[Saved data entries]
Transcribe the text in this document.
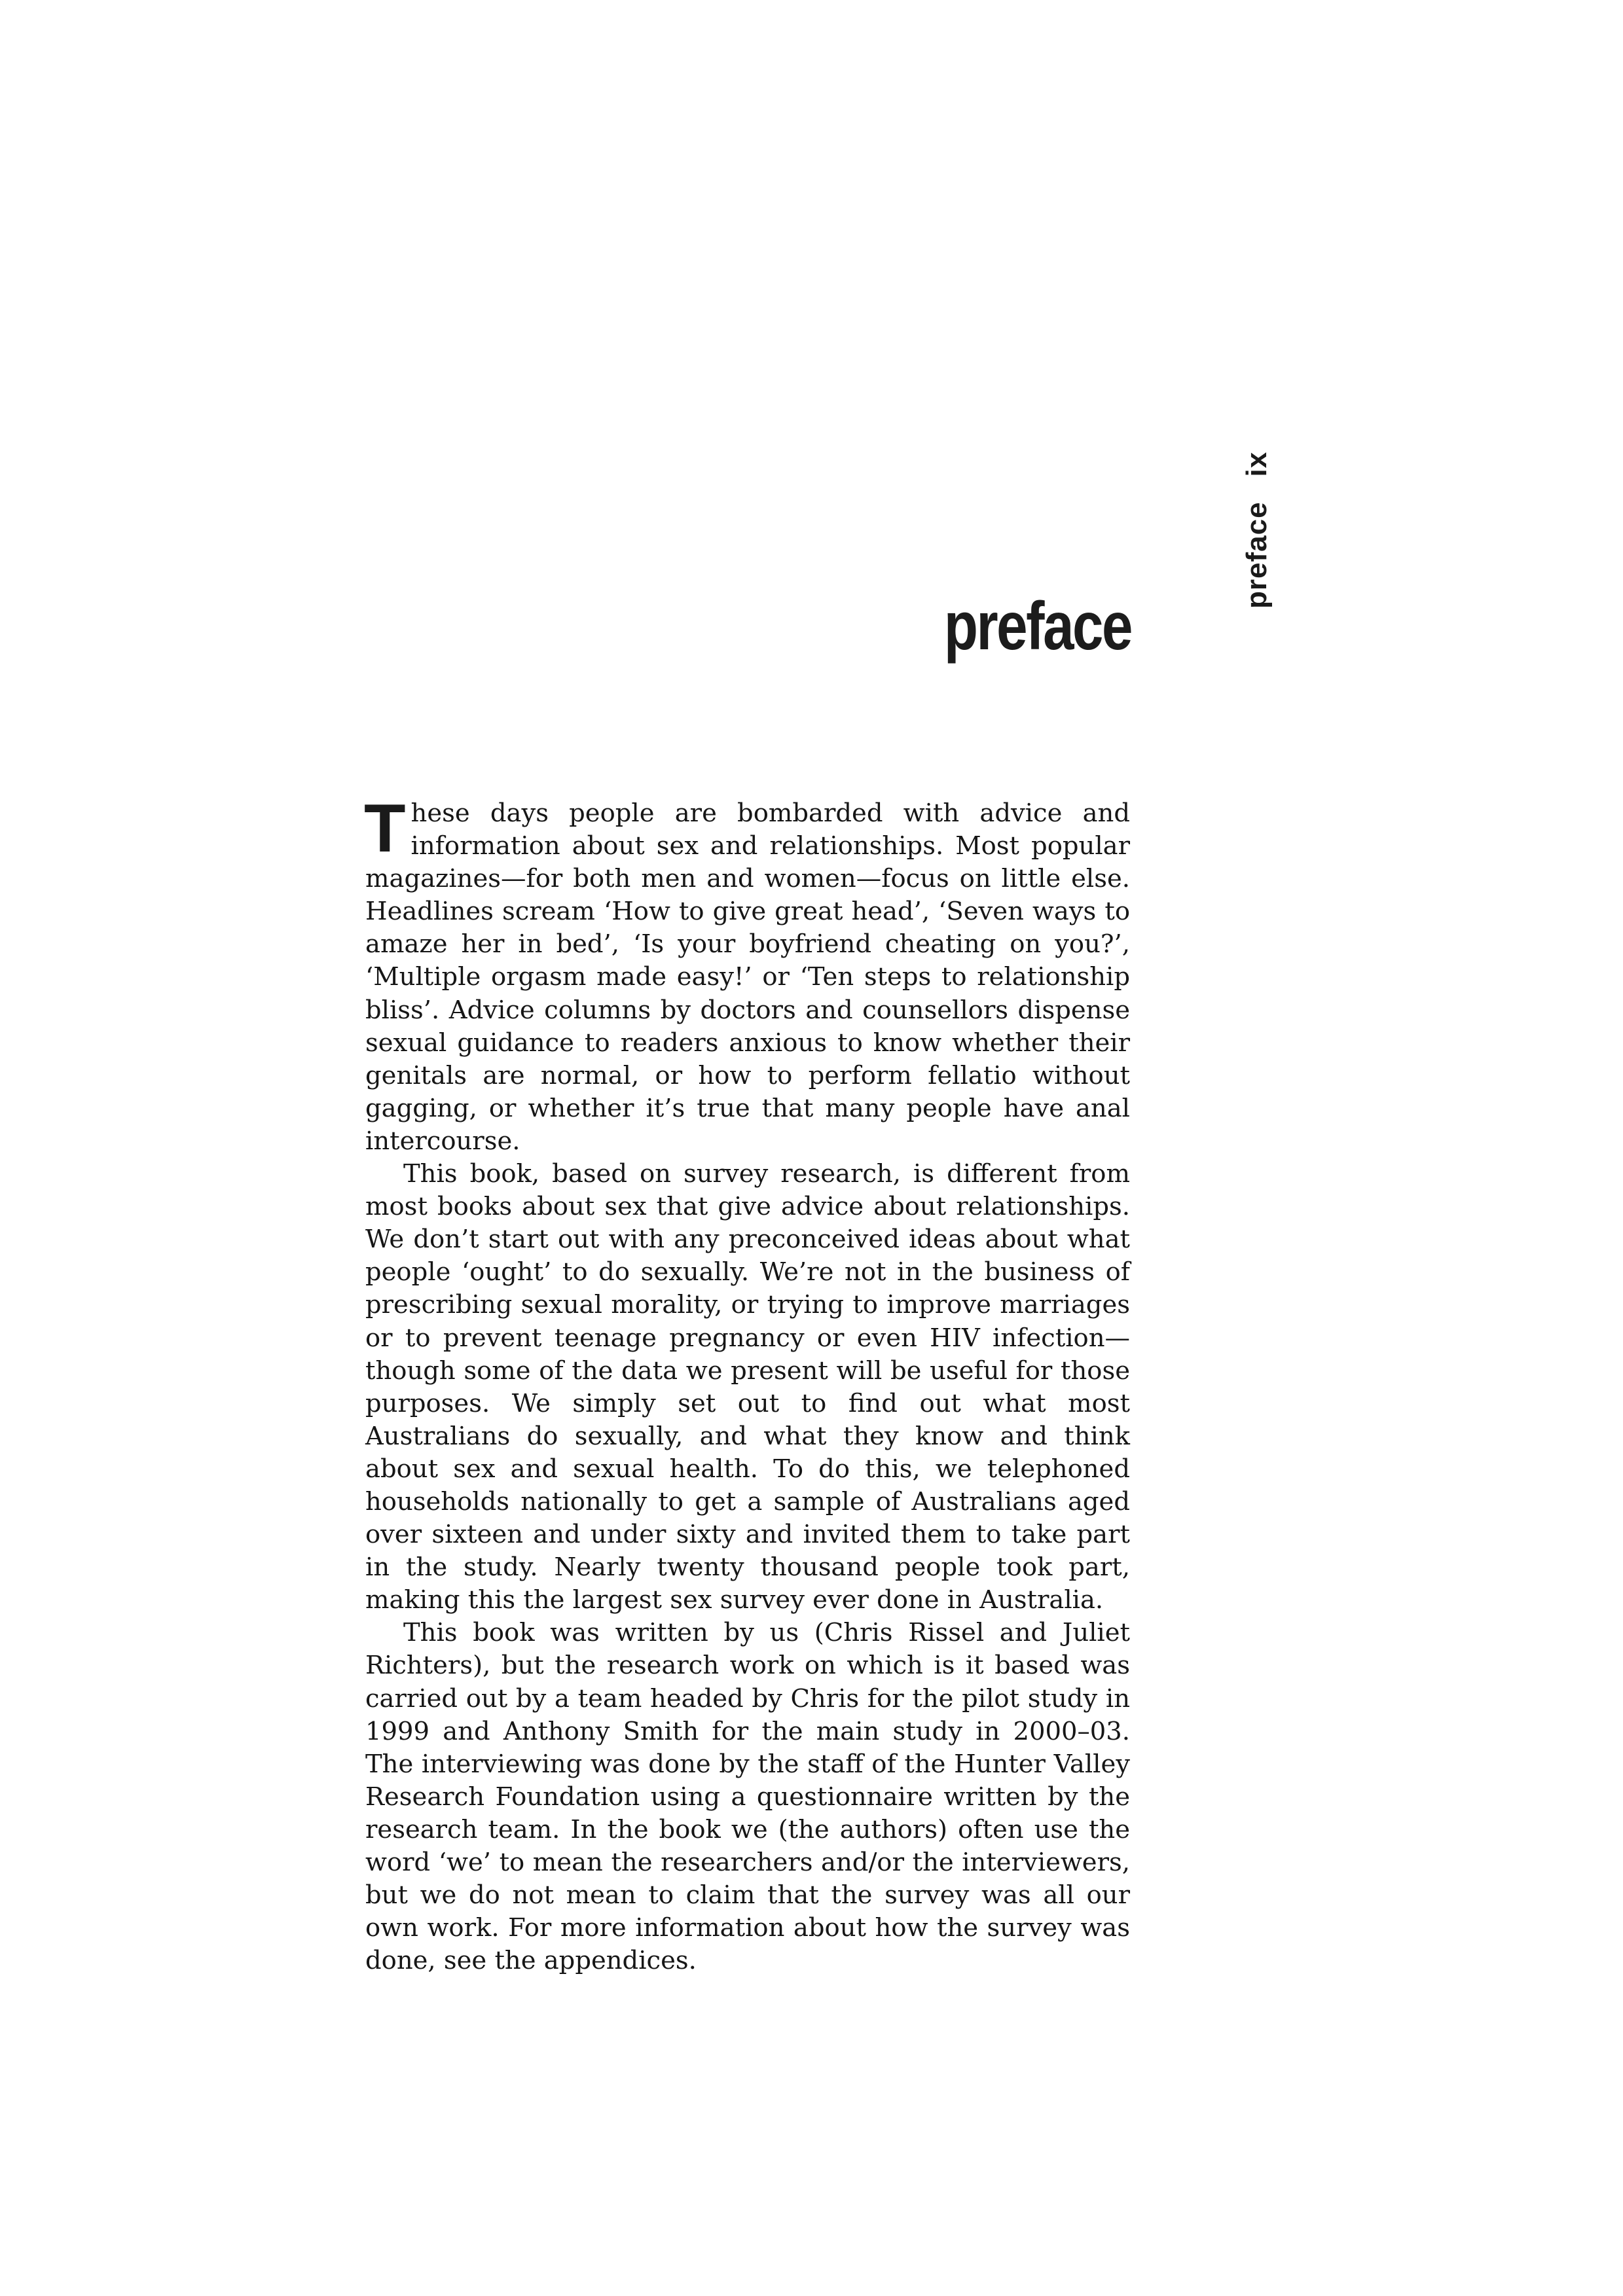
preface
ix
preface

These days people are bombarded with advice and information about sex and relationships. Most popular magazines—for both men and women—focus on little else. Headlines scream ‘How to give great head’, ‘Seven ways to amaze her in bed’, ‘Is your boyfriend cheating on you?’, ‘Multiple orgasm made easy!’ or ‘Ten steps to relationship bliss’. Advice columns by doctors and counsellors dispense sexual guidance to readers anxious to know whether their genitals are normal, or how to perform fellatio without gagging, or whether it’s true that many people have anal intercourse.

This book, based on survey research, is different from most books about sex that give advice about relationships. We don’t start out with any preconceived ideas about what people ‘ought’ to do sexually. We’re not in the business of prescribing sexual morality, or trying to improve marriages or to prevent teenage pregnancy or even HIV infection—though some of the data we present will be useful for those purposes. We simply set out to find out what most Australians do sexually, and what they know and think about sex and sexual health. To do this, we telephoned households nationally to get a sample of Australians aged over sixteen and under sixty and invited them to take part in the study. Nearly twenty thousand people took part, making this the largest sex survey ever done in Australia.

This book was written by us (Chris Rissel and Juliet Richters), but the research work on which is it based was carried out by a team headed by Chris for the pilot study in 1999 and Anthony Smith for the main study in 2000–03. The interviewing was done by the staff of the Hunter Valley Research Foundation using a questionnaire written by the research team. In the book we (the authors) often use the word ‘we’ to mean the researchers and/or the interviewers, but we do not mean to claim that the survey was all our own work. For more information about how the survey was done, see the appendices.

What to produce: Your answer should be a single number: the count of lines in the entries that contain the word "advice".

Reply to the exercise: 2